**Exercise goal**
In full and without alteration, give the listing again.

**Provided records**
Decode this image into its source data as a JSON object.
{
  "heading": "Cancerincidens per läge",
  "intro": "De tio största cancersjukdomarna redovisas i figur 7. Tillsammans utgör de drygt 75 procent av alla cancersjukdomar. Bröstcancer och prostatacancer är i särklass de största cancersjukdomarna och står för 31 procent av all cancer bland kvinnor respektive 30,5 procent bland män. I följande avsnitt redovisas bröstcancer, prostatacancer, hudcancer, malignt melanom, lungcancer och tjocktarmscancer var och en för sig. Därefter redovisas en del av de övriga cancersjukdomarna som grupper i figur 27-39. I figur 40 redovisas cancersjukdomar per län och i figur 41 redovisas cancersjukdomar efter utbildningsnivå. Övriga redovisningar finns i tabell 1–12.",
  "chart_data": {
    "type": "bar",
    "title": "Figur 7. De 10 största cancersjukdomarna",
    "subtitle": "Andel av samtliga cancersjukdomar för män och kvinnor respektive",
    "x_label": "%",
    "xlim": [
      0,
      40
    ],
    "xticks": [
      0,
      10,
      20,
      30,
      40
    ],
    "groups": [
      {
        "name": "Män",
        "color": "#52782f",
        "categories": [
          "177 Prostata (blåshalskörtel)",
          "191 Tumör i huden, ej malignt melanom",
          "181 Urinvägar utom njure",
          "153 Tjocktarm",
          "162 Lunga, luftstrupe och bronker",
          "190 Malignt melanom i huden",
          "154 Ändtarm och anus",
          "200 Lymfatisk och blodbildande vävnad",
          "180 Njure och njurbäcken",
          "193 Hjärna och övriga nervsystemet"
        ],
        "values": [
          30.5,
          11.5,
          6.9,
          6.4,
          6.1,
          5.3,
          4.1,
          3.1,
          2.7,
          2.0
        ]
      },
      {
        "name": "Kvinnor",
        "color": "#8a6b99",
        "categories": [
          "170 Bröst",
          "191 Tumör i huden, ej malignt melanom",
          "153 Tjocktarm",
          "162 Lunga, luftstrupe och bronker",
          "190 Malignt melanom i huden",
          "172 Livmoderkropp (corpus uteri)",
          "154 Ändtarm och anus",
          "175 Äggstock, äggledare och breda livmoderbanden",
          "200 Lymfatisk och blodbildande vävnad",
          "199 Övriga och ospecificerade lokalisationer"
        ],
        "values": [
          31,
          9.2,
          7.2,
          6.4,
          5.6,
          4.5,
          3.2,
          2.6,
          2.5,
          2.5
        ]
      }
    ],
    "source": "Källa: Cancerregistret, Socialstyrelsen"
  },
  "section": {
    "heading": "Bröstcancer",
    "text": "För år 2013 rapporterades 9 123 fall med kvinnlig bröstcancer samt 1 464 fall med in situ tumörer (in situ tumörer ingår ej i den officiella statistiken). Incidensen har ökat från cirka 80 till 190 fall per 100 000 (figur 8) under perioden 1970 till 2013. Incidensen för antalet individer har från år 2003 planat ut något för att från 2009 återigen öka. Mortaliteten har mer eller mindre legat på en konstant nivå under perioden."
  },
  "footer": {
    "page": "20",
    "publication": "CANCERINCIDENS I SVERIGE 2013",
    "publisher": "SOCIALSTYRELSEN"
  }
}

**Answer to the task**
Decode this image into its source data as a JSON object.
{
  "heading": "Cancerincidens per läge",
  "intro": "De tio största cancersjukdomarna redovisas i figur 7. Tillsammans utgör de drygt 75 procent av alla cancersjukdomar. Bröstcancer och prostatacancer är i särklass de största cancersjukdomarna och står för 31 procent av all cancer bland kvinnor respektive 30,5 procent bland män. I följande avsnitt redovisas bröstcancer, prostatacancer, hudcancer, malignt melanom, lungcancer och tjocktarmscancer var och en för sig. Därefter redovisas en del av de övriga cancersjukdomarna som grupper i figur 27-39. I figur 40 redovisas cancersjukdomar per län och i figur 41 redovisas cancersjukdomar efter utbildningsnivå. Övriga redovisningar finns i tabell 1–12.",
  "chart_data": {
    "type": "bar",
    "title": "Figur 7. De 10 största cancersjukdomarna",
    "subtitle": "Andel av samtliga cancersjukdomar för män och kvinnor respektive",
    "x_label": "%",
    "xlim": [
      0,
      40
    ],
    "xticks": [
      0,
      10,
      20,
      30,
      40
    ],
    "groups": [
      {
        "name": "Män",
        "color": "#52782f",
        "categories": [
          "177 Prostata (blåshalskörtel)",
          "191 Tumör i huden, ej malignt melanom",
          "181 Urinvägar utom njure",
          "153 Tjocktarm",
          "162 Lunga, luftstrupe och bronker",
          "190 Malignt melanom i huden",
          "154 Ändtarm och anus",
          "200 Lymfatisk och blodbildande vävnad",
          "180 Njure och njurbäcken",
          "193 Hjärna och övriga nervsystemet"
        ],
        "values": [
          30.5,
          11.5,
          6.9,
          6.4,
          6.1,
          5.3,
          4.1,
          3.1,
          2.7,
          2.0
        ]
      },
      {
        "name": "Kvinnor",
        "color": "#8a6b99",
        "categories": [
          "170 Bröst",
          "191 Tumör i huden, ej malignt melanom",
          "153 Tjocktarm",
          "162 Lunga, luftstrupe och bronker",
          "190 Malignt melanom i huden",
          "172 Livmoderkropp (corpus uteri)",
          "154 Ändtarm och anus",
          "175 Äggstock, äggledare och breda livmoderbanden",
          "200 Lymfatisk och blodbildande vävnad",
          "199 Övriga och ospecificerade lokalisationer"
        ],
        "values": [
          31,
          9.2,
          7.2,
          6.4,
          5.6,
          4.5,
          3.2,
          2.6,
          2.5,
          2.5
        ]
      }
    ],
    "source": "Källa: Cancerregistret, Socialstyrelsen"
  },
  "section": {
    "heading": "Bröstcancer",
    "text": "För år 2013 rapporterades 9 123 fall med kvinnlig bröstcancer samt 1 464 fall med in situ tumörer (in situ tumörer ingår ej i den officiella statistiken). Incidensen har ökat från cirka 80 till 190 fall per 100 000 (figur 8) under perioden 1970 till 2013. Incidensen för antalet individer har från år 2003 planat ut något för att från 2009 återigen öka. Mortaliteten har mer eller mindre legat på en konstant nivå under perioden."
  },
  "footer": {
    "page": "20",
    "publication": "CANCERINCIDENS I SVERIGE 2013",
    "publisher": "SOCIALSTYRELSEN"
  }
}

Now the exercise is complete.